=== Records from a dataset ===
● ● ● ● ●

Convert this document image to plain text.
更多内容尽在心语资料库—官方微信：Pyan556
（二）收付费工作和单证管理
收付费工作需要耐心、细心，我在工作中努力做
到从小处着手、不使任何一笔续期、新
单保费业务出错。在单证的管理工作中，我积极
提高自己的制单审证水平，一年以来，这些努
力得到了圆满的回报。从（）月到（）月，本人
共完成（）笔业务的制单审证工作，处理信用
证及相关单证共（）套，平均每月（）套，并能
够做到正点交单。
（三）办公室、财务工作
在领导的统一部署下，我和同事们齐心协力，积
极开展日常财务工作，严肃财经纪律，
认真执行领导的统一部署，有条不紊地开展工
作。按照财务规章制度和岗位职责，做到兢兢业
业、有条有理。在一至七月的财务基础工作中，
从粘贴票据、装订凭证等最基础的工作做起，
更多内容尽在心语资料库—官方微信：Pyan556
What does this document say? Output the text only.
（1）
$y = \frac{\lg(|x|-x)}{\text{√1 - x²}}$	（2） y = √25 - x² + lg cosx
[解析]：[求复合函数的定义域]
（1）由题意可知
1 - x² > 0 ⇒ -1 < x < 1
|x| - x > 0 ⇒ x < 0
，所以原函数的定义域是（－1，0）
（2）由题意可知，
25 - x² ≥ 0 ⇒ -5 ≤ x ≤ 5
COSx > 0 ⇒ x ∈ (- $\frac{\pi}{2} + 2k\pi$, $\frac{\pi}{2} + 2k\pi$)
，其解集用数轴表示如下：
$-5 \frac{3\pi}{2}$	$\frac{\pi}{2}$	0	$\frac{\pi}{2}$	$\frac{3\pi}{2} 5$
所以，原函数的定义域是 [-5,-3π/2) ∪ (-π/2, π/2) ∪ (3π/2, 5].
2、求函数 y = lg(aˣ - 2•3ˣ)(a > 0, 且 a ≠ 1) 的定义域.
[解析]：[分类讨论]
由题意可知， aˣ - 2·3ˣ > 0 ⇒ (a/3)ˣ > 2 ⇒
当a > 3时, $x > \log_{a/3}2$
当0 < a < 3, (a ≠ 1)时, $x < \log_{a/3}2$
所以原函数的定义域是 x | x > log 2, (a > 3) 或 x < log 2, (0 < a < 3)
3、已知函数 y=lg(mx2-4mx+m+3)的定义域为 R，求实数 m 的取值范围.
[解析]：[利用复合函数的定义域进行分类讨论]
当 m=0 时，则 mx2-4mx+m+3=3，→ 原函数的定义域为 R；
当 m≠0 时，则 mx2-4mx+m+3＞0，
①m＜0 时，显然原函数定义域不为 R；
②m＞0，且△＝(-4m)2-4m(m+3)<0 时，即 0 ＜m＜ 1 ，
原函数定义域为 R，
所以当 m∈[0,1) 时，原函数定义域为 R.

● ● ● ● ●

=== AIM ===
Please output the entries above, every line exactly as it reads.

=== FINAL ANSWER ===
Convert this document image to plain text.
更多内容尽在心语资料库—官方微信：Pyan556
（二）收付费工作和单证管理
收付费工作需要耐心、细心，我在工作中努力做
到从小处着手、不使任何一笔续期、新
单保费业务出错。在单证的管理工作中，我积极
提高自己的制单审证水平，一年以来，这些努
力得到了圆满的回报。从（）月到（）月，本人
共完成（）笔业务的制单审证工作，处理信用
证及相关单证共（）套，平均每月（）套，并能
够做到正点交单。
（三）办公室、财务工作
在领导的统一部署下，我和同事们齐心协力，积
极开展日常财务工作，严肃财经纪律，
认真执行领导的统一部署，有条不紊地开展工
作。按照财务规章制度和岗位职责，做到兢兢业
业、有条有理。在一至七月的财务基础工作中，
从粘贴票据、装订凭证等最基础的工作做起，
更多内容尽在心语资料库—官方微信：Pyan556
What does this document say? Output the text only.
（1）
$y = \frac{\lg(|x|-x)}{\text{√1 - x²}}$	（2） y = √25 - x² + lg cosx
[解析]：[求复合函数的定义域]
（1）由题意可知
1 - x² > 0 ⇒ -1 < x < 1
|x| - x > 0 ⇒ x < 0
，所以原函数的定义域是（－1，0）
（2）由题意可知，
25 - x² ≥ 0 ⇒ -5 ≤ x ≤ 5
COSx > 0 ⇒ x ∈ (- $\frac{\pi}{2} + 2k\pi$, $\frac{\pi}{2} + 2k\pi$)
，其解集用数轴表示如下：
$-5 \frac{3\pi}{2}$	$\frac{\pi}{2}$	0	$\frac{\pi}{2}$	$\frac{3\pi}{2} 5$
所以，原函数的定义域是 [-5,-3π/2) ∪ (-π/2, π/2) ∪ (3π/2, 5].
2、求函数 y = lg(aˣ - 2•3ˣ)(a > 0, 且 a ≠ 1) 的定义域.
[解析]：[分类讨论]
由题意可知， aˣ - 2·3ˣ > 0 ⇒ (a/3)ˣ > 2 ⇒
当a > 3时, $x > \log_{a/3}2$
当0 < a < 3, (a ≠ 1)时, $x < \log_{a/3}2$
所以原函数的定义域是 x | x > log 2, (a > 3) 或 x < log 2, (0 < a < 3)
3、已知函数 y=lg(mx2-4mx+m+3)的定义域为 R，求实数 m 的取值范围.
[解析]：[利用复合函数的定义域进行分类讨论]
当 m=0 时，则 mx2-4mx+m+3=3，→ 原函数的定义域为 R；
当 m≠0 时，则 mx2-4mx+m+3＞0，
①m＜0 时，显然原函数定义域不为 R；
②m＞0，且△＝(-4m)2-4m(m+3)<0 时，即 0 ＜m＜ 1 ，
原函数定义域为 R，
所以当 m∈[0,1) 时，原函数定义域为 R.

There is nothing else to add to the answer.